(Dataset records)
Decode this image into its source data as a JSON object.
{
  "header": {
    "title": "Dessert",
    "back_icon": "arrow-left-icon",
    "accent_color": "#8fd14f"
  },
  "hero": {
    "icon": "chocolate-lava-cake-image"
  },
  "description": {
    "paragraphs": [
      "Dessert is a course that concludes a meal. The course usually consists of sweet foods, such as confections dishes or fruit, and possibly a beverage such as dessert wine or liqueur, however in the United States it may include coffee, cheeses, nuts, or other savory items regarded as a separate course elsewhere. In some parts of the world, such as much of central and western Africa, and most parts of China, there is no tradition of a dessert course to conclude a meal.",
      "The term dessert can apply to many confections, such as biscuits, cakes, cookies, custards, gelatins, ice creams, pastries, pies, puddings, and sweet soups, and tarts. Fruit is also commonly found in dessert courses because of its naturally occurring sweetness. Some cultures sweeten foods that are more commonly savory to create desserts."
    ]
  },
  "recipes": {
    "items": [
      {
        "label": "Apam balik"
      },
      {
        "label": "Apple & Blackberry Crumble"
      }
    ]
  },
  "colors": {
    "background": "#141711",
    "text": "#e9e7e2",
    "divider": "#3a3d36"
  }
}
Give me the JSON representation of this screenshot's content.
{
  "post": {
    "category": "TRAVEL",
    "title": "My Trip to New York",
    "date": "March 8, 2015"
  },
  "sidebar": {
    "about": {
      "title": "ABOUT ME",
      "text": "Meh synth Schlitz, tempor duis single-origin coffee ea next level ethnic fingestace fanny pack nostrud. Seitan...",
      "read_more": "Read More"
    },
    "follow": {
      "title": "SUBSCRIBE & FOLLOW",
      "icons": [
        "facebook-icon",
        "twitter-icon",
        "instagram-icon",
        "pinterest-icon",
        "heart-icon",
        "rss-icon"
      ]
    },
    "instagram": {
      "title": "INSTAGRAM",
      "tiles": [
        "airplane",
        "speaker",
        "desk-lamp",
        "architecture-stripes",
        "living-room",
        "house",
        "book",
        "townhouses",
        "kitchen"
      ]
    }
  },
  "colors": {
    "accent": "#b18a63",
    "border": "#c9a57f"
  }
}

- SHORT PROBLEM: Find every line that holds "confections" and copy it.

- CORRECT ANSWER:
      "Dessert is a course that concludes a meal. The course usually consists of sweet foods, such as confections dishes or fruit, and possibly a beverage such as dessert wine or liqueur, however in the United States it may include coffee, cheeses, nuts, or other savory items regarded as a separate course elsewhere. In some parts of the world, such as much of central and western Africa, and most parts of China, there is no tradition of a dessert course to conclude a meal.",
      "The term dessert can apply to many confections, such as biscuits, cakes, cookies, custards, gelatins, ice creams, pastries, pies, puddings, and sweet soups, and tarts. Fruit is also commonly found in dessert courses because of its naturally occurring sweetness. Some cultures sweeten foods that are more commonly savory to create desserts."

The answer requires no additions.